TASK STATEMENT - Copy out all lines that carry the word "type".

## START AVAILABLE RECORDS

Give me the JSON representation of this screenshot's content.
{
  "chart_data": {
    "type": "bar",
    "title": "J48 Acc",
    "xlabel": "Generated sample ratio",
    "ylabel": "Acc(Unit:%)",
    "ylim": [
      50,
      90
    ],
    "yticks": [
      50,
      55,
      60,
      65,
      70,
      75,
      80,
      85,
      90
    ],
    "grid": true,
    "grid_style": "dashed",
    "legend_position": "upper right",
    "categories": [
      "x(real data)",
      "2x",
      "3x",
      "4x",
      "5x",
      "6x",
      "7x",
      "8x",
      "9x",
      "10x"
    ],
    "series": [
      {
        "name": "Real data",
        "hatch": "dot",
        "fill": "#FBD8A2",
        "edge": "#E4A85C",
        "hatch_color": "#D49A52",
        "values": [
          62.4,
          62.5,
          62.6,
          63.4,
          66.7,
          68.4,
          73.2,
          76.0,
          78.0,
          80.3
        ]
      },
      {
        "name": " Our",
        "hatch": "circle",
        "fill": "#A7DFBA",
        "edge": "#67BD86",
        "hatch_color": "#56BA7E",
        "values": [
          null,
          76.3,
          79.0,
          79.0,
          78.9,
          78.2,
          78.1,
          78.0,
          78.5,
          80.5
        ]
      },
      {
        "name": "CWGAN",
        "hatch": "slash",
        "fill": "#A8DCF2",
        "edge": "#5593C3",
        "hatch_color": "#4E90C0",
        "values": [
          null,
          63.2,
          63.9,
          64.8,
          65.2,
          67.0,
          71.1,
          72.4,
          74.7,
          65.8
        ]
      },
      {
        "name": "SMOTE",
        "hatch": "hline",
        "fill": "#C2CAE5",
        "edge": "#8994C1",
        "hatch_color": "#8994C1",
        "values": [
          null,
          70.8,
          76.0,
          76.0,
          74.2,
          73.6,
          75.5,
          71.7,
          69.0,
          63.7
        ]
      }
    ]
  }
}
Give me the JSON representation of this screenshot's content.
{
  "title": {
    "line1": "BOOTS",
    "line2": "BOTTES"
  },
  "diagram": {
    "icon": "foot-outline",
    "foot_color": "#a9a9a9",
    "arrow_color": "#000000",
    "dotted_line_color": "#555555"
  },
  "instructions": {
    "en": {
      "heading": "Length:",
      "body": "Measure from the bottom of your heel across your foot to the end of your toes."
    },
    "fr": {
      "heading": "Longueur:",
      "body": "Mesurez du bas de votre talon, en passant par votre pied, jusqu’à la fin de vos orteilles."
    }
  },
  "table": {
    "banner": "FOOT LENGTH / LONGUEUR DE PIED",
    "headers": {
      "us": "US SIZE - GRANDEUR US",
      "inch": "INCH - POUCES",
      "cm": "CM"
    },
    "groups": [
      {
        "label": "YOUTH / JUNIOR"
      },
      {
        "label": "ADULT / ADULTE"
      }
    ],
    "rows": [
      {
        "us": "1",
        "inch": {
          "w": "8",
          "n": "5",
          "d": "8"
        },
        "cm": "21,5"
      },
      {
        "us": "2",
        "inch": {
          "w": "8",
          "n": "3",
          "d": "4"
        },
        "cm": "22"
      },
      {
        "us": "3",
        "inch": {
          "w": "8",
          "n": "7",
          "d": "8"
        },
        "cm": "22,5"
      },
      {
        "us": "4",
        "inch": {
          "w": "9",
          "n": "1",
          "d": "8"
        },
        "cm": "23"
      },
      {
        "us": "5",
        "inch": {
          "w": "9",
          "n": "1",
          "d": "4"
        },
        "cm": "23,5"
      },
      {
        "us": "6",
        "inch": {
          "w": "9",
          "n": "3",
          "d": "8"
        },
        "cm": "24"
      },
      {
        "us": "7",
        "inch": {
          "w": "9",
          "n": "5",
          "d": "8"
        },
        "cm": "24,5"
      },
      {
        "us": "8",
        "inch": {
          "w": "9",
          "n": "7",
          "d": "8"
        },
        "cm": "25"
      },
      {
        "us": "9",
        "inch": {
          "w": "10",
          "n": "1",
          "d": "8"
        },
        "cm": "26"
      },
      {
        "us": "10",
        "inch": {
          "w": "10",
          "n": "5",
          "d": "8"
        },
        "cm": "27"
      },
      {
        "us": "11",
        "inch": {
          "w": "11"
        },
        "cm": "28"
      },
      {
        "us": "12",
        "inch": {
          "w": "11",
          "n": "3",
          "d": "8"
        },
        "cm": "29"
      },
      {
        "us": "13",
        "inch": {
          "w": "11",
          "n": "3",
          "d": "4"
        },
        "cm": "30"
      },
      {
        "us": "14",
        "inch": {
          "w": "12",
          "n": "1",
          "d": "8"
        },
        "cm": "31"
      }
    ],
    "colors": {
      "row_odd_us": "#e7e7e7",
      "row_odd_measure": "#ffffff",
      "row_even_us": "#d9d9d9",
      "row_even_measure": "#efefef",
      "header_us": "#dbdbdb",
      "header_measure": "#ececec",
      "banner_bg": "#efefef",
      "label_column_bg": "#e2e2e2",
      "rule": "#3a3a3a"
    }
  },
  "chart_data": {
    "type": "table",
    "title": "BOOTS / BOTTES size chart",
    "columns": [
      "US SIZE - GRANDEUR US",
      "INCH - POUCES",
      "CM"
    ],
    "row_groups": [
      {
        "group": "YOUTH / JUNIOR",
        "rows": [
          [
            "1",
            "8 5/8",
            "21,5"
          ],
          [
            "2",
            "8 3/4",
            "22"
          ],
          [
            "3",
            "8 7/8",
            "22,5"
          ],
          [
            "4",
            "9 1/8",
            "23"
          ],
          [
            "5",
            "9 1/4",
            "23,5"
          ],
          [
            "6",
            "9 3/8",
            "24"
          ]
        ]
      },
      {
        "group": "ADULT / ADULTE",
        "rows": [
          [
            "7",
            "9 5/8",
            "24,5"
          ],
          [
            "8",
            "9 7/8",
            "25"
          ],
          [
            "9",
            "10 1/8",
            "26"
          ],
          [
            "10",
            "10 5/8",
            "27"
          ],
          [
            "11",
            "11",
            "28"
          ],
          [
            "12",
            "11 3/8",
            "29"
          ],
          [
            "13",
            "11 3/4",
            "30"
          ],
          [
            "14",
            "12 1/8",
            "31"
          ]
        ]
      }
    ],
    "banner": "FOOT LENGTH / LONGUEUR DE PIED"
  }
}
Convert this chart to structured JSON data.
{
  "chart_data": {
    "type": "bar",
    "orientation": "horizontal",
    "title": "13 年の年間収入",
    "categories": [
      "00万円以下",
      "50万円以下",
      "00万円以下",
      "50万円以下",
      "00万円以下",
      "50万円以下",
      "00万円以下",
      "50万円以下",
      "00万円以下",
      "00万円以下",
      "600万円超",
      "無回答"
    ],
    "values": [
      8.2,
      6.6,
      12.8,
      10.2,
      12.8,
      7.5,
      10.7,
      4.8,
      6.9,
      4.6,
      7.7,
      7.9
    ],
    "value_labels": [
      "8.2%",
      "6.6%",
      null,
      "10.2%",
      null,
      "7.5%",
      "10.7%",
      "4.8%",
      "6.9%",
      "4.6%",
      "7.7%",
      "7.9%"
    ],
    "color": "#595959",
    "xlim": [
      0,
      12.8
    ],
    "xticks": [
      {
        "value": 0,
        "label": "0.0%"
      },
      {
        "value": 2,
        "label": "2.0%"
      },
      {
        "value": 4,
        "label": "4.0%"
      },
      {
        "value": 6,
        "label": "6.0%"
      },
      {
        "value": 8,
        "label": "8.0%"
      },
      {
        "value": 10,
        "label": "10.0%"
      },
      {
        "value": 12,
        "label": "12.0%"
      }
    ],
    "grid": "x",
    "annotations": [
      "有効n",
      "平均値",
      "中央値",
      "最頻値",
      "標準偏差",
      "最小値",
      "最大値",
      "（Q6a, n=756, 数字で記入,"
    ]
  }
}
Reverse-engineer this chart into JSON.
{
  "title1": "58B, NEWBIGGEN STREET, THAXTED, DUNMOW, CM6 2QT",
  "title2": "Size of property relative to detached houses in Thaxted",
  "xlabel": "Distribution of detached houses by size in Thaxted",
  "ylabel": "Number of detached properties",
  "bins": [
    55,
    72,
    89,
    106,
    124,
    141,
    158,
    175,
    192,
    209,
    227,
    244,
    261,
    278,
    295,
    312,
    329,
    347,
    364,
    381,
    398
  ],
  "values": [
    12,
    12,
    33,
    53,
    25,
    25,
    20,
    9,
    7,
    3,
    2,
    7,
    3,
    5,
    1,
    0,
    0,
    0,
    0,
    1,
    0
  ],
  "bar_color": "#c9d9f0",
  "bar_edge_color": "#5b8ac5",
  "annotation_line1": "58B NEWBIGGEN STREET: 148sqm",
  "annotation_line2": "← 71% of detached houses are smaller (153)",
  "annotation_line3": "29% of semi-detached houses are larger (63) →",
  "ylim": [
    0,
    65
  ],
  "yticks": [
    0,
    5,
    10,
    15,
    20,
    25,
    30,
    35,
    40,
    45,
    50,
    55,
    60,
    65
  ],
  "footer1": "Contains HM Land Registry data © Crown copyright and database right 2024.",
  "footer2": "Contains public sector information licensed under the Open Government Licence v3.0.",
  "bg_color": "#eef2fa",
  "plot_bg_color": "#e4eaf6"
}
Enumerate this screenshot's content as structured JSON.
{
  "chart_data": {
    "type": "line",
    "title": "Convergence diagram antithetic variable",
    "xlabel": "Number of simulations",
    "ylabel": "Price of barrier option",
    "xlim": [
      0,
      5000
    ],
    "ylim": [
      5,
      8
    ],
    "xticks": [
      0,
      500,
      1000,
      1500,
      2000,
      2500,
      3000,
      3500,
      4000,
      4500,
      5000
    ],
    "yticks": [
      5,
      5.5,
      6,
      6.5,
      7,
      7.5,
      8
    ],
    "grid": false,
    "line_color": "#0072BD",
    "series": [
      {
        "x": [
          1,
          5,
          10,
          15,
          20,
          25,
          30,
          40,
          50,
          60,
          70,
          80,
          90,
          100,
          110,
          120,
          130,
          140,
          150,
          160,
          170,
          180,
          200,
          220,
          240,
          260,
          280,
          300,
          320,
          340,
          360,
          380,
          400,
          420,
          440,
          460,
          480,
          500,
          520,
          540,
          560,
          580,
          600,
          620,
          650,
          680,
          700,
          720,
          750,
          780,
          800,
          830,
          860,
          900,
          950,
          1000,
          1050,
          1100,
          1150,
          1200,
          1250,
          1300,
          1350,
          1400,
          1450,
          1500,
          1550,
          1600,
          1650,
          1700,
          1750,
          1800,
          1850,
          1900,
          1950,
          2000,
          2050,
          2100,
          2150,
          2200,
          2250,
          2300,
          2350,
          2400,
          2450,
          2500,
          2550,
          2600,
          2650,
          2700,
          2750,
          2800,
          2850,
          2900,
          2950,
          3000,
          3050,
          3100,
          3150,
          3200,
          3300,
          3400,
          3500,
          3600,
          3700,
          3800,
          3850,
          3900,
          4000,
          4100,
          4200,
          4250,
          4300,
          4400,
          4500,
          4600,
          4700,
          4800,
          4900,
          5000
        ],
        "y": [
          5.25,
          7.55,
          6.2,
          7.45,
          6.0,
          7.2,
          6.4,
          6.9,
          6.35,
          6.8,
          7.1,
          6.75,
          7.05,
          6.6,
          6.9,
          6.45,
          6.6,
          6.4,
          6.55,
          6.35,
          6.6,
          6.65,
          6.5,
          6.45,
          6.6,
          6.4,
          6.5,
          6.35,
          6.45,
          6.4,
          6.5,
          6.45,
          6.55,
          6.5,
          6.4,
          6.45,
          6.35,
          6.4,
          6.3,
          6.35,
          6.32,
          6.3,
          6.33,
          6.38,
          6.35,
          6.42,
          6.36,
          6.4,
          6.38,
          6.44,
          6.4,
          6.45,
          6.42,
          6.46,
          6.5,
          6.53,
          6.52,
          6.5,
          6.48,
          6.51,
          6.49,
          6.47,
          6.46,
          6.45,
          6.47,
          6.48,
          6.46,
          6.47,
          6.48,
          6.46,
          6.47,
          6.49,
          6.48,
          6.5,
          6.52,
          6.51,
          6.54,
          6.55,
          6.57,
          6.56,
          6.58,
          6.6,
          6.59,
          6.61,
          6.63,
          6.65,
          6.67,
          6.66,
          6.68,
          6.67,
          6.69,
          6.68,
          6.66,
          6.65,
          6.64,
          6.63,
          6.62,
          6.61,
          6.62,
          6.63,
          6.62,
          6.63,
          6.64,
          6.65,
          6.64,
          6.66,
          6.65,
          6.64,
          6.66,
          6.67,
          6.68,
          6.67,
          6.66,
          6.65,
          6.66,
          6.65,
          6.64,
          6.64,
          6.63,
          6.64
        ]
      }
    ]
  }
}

## END AVAILABLE RECORDS

SOLUTION -
    "type": "bar",
    "type": "table",
    "type": "bar",
    "type": "line",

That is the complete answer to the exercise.